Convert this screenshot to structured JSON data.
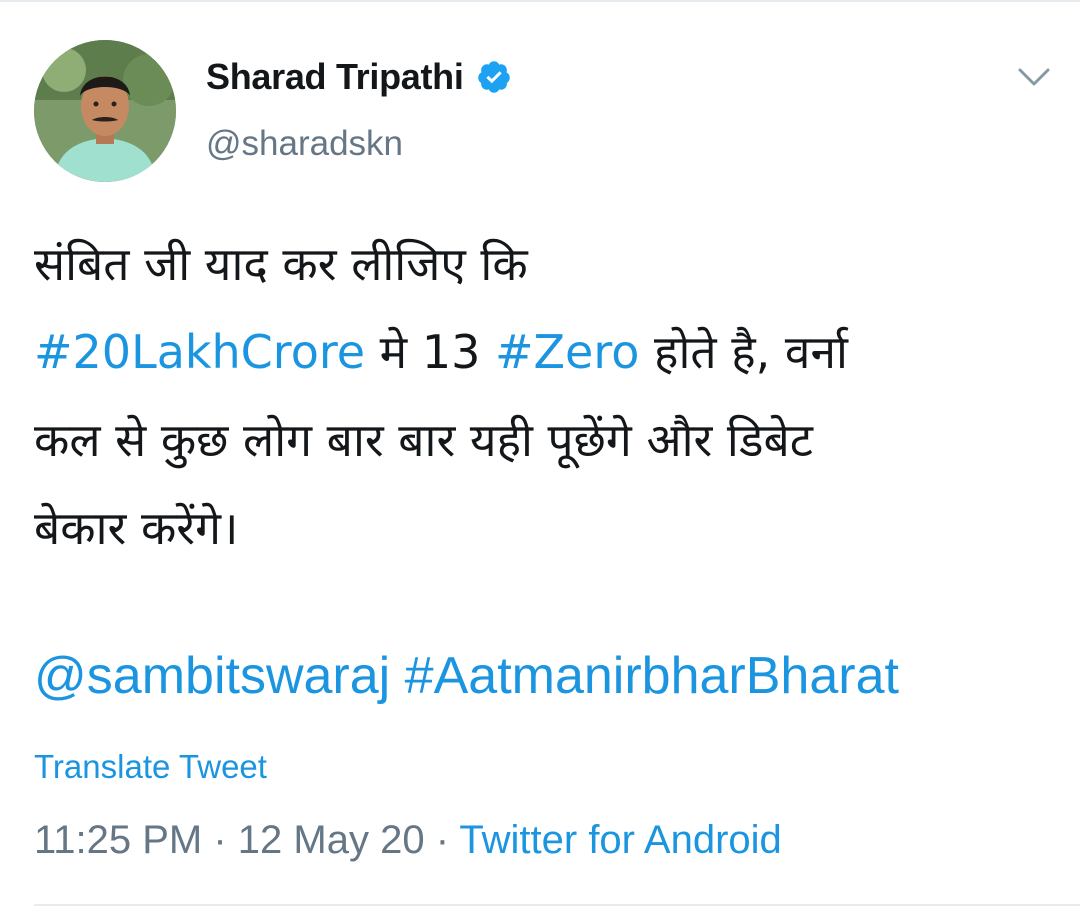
{
  "author": {
    "display_name": "Sharad Tripathi",
    "handle": "@sharadskn",
    "verified": true
  },
  "tweet": {
    "line1": "संबित जी याद कर लीजिए कि",
    "line2_tag1": "#20LakhCrore",
    "line2_text1": " मे 13 ",
    "line2_tag2": "#Zero",
    "line2_text2": " होते है, वर्ना",
    "line3": "कल से कुछ लोग बार बार यही पूछेंगे और डिबेट",
    "line4": "बेकार करेंगे।",
    "mention": "@sambitswaraj",
    "hashtag": "#AatmanirbharBharat"
  },
  "translate_label": "Translate Tweet",
  "meta": {
    "time": "11:25 PM",
    "separator": " · ",
    "date": "12 May 20",
    "source": "Twitter for Android"
  },
  "icons": {
    "verified": "verified-badge-icon",
    "menu": "chevron-down-icon"
  },
  "colors": {
    "link": "#1b95e0",
    "secondary": "#657786",
    "text": "#14171a",
    "verified": "#1da1f2"
  }
}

════

What is asked => Exclude the images and reproduce the remaining data exactly.

Output of the task =>
Convert this screenshot to structured JSON data.
{
  "author": {
    "display_name": "Sharad Tripathi",
    "handle": "@sharadskn",
    "verified": true
  },
  "tweet": {
    "line1": "संबित जी याद कर लीजिए कि",
    "line2_tag1": "#20LakhCrore",
    "line2_text1": " मे 13 ",
    "line2_tag2": "#Zero",
    "line2_text2": " होते है, वर्ना",
    "line3": "कल से कुछ लोग बार बार यही पूछेंगे और डिबेट",
    "line4": "बेकार करेंगे।",
    "mention": "@sambitswaraj",
    "hashtag": "#AatmanirbharBharat"
  },
  "translate_label": "Translate Tweet",
  "meta": {
    "time": "11:25 PM",
    "separator": " · ",
    "date": "12 May 20",
    "source": "Twitter for Android"
  },
  "icons": {
    "verified": "verified-badge-icon",
    "menu": "chevron-down-icon"
  },
  "colors": {
    "link": "#1b95e0",
    "secondary": "#657786",
    "text": "#14171a",
    "verified": "#1da1f2"
  }
}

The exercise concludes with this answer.